» Exercise description
The complete listing should be restated exactly.

» Provided data
◆ ◆ ◆ ◆ ◆ ◆ ◆

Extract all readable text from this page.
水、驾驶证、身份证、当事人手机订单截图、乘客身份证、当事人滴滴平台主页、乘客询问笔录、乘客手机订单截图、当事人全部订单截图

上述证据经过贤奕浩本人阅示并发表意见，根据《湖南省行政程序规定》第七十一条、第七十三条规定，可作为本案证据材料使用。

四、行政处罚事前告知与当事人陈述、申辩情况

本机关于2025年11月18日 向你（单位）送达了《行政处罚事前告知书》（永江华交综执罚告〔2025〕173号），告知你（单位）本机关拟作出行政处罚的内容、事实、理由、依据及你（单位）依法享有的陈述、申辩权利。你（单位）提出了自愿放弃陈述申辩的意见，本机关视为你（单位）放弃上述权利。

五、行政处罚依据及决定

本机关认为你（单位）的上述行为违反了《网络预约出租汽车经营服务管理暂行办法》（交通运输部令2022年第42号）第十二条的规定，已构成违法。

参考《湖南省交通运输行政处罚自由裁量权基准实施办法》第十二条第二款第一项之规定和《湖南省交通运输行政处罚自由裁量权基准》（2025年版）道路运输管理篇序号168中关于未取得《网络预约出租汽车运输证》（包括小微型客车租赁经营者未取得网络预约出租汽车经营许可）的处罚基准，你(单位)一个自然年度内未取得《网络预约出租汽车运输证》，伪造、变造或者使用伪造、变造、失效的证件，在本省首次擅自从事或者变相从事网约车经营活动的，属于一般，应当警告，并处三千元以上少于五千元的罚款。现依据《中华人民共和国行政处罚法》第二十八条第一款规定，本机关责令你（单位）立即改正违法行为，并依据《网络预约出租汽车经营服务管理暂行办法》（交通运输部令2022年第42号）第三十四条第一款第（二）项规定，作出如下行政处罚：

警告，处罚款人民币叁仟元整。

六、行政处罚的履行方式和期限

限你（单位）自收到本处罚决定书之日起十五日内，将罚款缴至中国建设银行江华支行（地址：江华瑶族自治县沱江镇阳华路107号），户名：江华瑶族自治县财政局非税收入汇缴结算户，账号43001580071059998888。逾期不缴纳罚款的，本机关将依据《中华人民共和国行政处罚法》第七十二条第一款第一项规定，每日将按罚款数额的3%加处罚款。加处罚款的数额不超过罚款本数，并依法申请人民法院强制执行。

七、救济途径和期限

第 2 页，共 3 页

◆ ◆ ◆ ◆ ◆ ◆ ◆

» Finished answer
Extract all readable text from this page.
水、驾驶证、身份证、当事人手机订单截图、乘客身份证、当事人滴滴平台主页、乘客询问笔录、乘客手机订单截图、当事人全部订单截图

上述证据经过贤奕浩本人阅示并发表意见，根据《湖南省行政程序规定》第七十一条、第七十三条规定，可作为本案证据材料使用。

四、行政处罚事前告知与当事人陈述、申辩情况

本机关于2025年11月18日 向你（单位）送达了《行政处罚事前告知书》（永江华交综执罚告〔2025〕173号），告知你（单位）本机关拟作出行政处罚的内容、事实、理由、依据及你（单位）依法享有的陈述、申辩权利。你（单位）提出了自愿放弃陈述申辩的意见，本机关视为你（单位）放弃上述权利。

五、行政处罚依据及决定

本机关认为你（单位）的上述行为违反了《网络预约出租汽车经营服务管理暂行办法》（交通运输部令2022年第42号）第十二条的规定，已构成违法。

参考《湖南省交通运输行政处罚自由裁量权基准实施办法》第十二条第二款第一项之规定和《湖南省交通运输行政处罚自由裁量权基准》（2025年版）道路运输管理篇序号168中关于未取得《网络预约出租汽车运输证》（包括小微型客车租赁经营者未取得网络预约出租汽车经营许可）的处罚基准，你(单位)一个自然年度内未取得《网络预约出租汽车运输证》，伪造、变造或者使用伪造、变造、失效的证件，在本省首次擅自从事或者变相从事网约车经营活动的，属于一般，应当警告，并处三千元以上少于五千元的罚款。现依据《中华人民共和国行政处罚法》第二十八条第一款规定，本机关责令你（单位）立即改正违法行为，并依据《网络预约出租汽车经营服务管理暂行办法》（交通运输部令2022年第42号）第三十四条第一款第（二）项规定，作出如下行政处罚：

警告，处罚款人民币叁仟元整。

六、行政处罚的履行方式和期限

限你（单位）自收到本处罚决定书之日起十五日内，将罚款缴至中国建设银行江华支行（地址：江华瑶族自治县沱江镇阳华路107号），户名：江华瑶族自治县财政局非税收入汇缴结算户，账号43001580071059998888。逾期不缴纳罚款的，本机关将依据《中华人民共和国行政处罚法》第七十二条第一款第一项规定，每日将按罚款数额的3%加处罚款。加处罚款的数额不超过罚款本数，并依法申请人民法院强制执行。

七、救济途径和期限

第 2 页，共 3 页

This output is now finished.